%%

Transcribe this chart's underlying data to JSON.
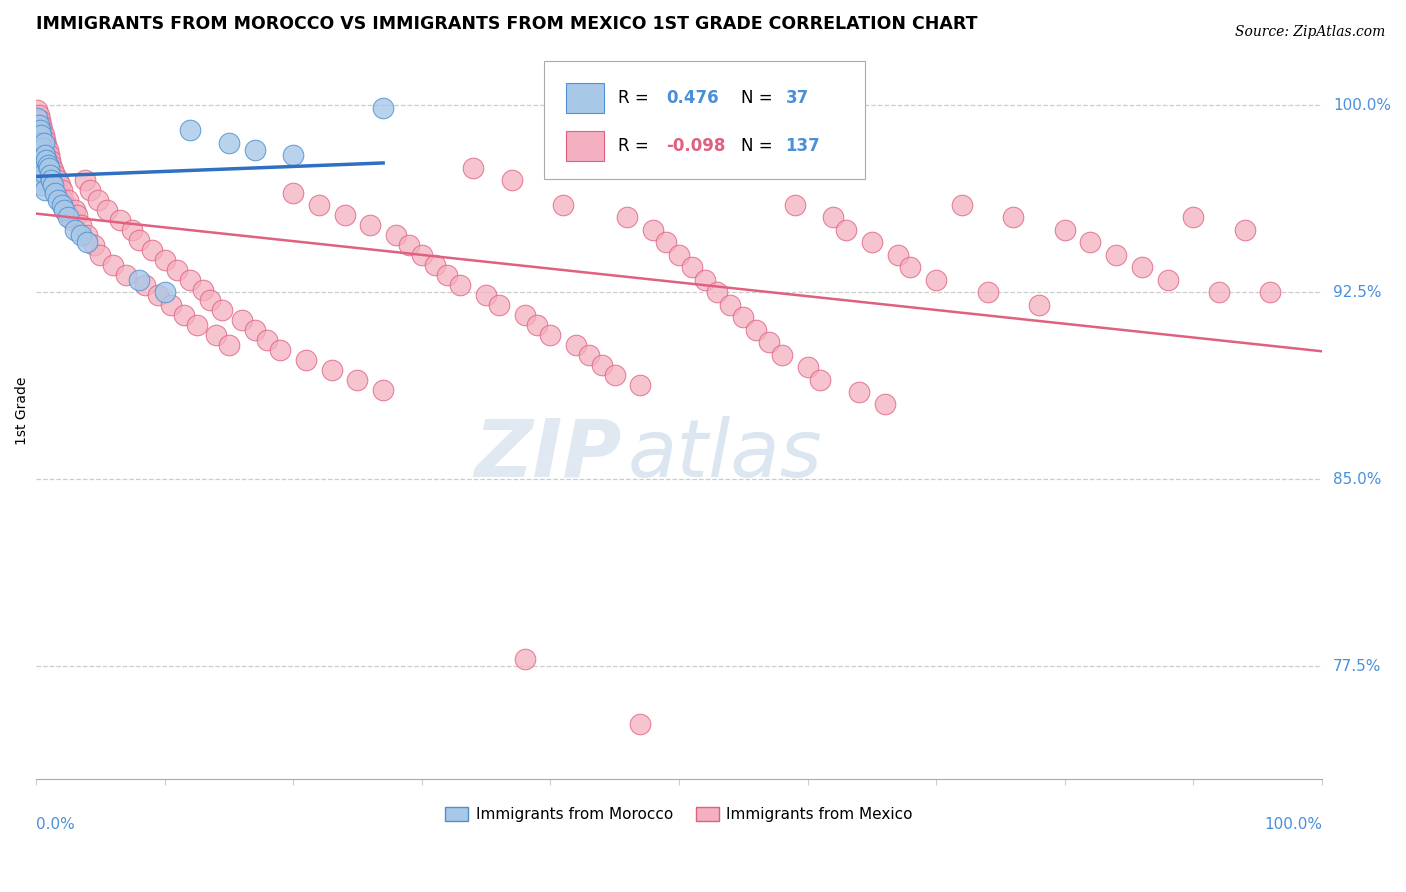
{
  "title": "IMMIGRANTS FROM MOROCCO VS IMMIGRANTS FROM MEXICO 1ST GRADE CORRELATION CHART",
  "source": "Source: ZipAtlas.com",
  "ylabel": "1st Grade",
  "right_yticks": [
    1.0,
    0.925,
    0.85,
    0.775
  ],
  "right_ytick_labels": [
    "100.0%",
    "92.5%",
    "85.0%",
    "77.5%"
  ],
  "legend_morocco": {
    "R": 0.476,
    "N": 37
  },
  "legend_mexico": {
    "R": -0.098,
    "N": 137
  },
  "color_morocco_fill": "#a8c8e8",
  "color_morocco_edge": "#5090d0",
  "color_mexico_fill": "#f4b0c0",
  "color_mexico_edge": "#e06080",
  "color_morocco_line": "#3070c0",
  "color_mexico_line": "#e06080",
  "color_label_blue": "#4a90d9",
  "watermark_zip": "ZIP",
  "watermark_atlas": "atlas",
  "xlim": [
    0.0,
    1.0
  ],
  "ylim": [
    0.73,
    1.025
  ]
}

%%

Repeat the full listing above exactly, with no pictures in the copy.

Transcribe this chart's underlying data to JSON.
{
  "title": "IMMIGRANTS FROM MOROCCO VS IMMIGRANTS FROM MEXICO 1ST GRADE CORRELATION CHART",
  "source": "Source: ZipAtlas.com",
  "ylabel": "1st Grade",
  "right_yticks": [
    1.0,
    0.925,
    0.85,
    0.775
  ],
  "right_ytick_labels": [
    "100.0%",
    "92.5%",
    "85.0%",
    "77.5%"
  ],
  "legend_morocco": {
    "R": 0.476,
    "N": 37
  },
  "legend_mexico": {
    "R": -0.098,
    "N": 137
  },
  "color_morocco_fill": "#a8c8e8",
  "color_morocco_edge": "#5090d0",
  "color_mexico_fill": "#f4b0c0",
  "color_mexico_edge": "#e06080",
  "color_morocco_line": "#3070c0",
  "color_mexico_line": "#e06080",
  "color_label_blue": "#4a90d9",
  "watermark_zip": "ZIP",
  "watermark_atlas": "atlas",
  "xlim": [
    0.0,
    1.0
  ],
  "ylim": [
    0.73,
    1.025
  ]
}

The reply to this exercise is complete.